_STATED TASK_
Pick out the lines below with "Million" and list them.

::: DATA EXTRACT :::

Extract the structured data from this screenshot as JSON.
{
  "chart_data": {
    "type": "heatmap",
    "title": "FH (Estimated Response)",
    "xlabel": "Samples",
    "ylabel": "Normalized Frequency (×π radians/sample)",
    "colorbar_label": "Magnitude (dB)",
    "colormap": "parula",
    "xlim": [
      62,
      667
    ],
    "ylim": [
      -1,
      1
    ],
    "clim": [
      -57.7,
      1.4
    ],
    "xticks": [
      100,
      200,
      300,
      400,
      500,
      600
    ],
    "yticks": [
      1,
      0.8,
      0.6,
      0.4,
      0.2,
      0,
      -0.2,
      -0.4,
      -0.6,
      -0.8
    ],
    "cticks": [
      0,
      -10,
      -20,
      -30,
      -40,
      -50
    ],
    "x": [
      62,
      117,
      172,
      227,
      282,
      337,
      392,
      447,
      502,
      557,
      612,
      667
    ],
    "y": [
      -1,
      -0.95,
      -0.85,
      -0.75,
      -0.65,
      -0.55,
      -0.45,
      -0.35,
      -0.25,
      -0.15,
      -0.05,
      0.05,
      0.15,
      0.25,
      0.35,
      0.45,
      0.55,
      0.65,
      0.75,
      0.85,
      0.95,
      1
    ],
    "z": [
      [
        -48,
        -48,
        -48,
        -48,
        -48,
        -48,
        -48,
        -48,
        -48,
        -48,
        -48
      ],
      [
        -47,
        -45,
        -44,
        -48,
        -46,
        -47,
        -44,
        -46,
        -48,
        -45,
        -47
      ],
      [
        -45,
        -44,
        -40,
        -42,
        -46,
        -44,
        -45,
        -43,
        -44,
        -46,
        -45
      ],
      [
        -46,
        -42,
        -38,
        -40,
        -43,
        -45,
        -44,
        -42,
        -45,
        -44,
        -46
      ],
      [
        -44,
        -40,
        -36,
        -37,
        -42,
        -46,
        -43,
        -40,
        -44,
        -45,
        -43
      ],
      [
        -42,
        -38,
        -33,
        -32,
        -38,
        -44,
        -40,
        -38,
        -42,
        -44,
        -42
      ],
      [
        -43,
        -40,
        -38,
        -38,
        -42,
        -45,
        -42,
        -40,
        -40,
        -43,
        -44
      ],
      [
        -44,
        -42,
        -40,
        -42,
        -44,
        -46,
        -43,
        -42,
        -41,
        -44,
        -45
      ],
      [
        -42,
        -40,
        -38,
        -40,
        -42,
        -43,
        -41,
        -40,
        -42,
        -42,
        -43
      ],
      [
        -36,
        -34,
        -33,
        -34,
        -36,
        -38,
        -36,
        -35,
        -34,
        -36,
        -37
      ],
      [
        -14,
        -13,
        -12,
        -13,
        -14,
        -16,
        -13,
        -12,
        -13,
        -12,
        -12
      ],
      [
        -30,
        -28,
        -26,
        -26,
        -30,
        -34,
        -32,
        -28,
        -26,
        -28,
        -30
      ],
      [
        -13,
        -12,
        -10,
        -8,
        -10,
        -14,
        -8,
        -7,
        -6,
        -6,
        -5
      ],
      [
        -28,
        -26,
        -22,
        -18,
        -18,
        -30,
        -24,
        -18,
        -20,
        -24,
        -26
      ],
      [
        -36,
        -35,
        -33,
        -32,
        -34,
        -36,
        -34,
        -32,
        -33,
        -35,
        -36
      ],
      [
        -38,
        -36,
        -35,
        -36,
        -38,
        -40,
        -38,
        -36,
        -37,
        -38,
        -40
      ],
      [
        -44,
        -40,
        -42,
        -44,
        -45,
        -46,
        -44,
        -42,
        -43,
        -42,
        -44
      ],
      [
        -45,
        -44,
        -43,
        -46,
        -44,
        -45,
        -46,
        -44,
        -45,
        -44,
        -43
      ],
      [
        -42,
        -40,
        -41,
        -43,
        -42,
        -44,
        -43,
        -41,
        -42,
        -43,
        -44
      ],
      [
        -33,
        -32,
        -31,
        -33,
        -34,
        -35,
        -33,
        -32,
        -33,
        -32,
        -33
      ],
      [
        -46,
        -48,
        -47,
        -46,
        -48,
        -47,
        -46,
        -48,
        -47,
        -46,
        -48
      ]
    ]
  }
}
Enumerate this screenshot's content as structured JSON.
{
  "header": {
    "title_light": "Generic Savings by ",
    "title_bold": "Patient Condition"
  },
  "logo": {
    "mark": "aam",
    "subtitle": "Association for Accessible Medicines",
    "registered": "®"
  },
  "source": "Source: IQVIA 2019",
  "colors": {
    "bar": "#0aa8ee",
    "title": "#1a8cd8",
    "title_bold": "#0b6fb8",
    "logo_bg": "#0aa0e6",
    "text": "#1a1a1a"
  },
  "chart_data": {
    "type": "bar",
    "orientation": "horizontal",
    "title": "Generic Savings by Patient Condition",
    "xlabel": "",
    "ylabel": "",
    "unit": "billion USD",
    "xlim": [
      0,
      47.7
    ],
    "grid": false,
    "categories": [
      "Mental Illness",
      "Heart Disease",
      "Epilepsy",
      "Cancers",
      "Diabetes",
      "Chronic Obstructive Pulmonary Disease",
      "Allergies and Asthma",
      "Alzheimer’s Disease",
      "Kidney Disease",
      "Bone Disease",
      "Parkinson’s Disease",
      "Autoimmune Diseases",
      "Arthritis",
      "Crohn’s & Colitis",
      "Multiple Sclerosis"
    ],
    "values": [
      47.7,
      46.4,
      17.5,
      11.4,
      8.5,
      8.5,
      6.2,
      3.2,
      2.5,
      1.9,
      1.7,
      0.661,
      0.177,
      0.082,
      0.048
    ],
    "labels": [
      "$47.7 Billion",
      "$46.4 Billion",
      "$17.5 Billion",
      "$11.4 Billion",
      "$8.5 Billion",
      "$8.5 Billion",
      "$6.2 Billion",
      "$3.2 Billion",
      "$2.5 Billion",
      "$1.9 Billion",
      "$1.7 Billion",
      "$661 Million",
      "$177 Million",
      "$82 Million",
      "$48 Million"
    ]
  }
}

:::

_EXERCISE RESULT_
      "$661 Million",
      "$177 Million",
      "$82 Million",
      "$48 Million"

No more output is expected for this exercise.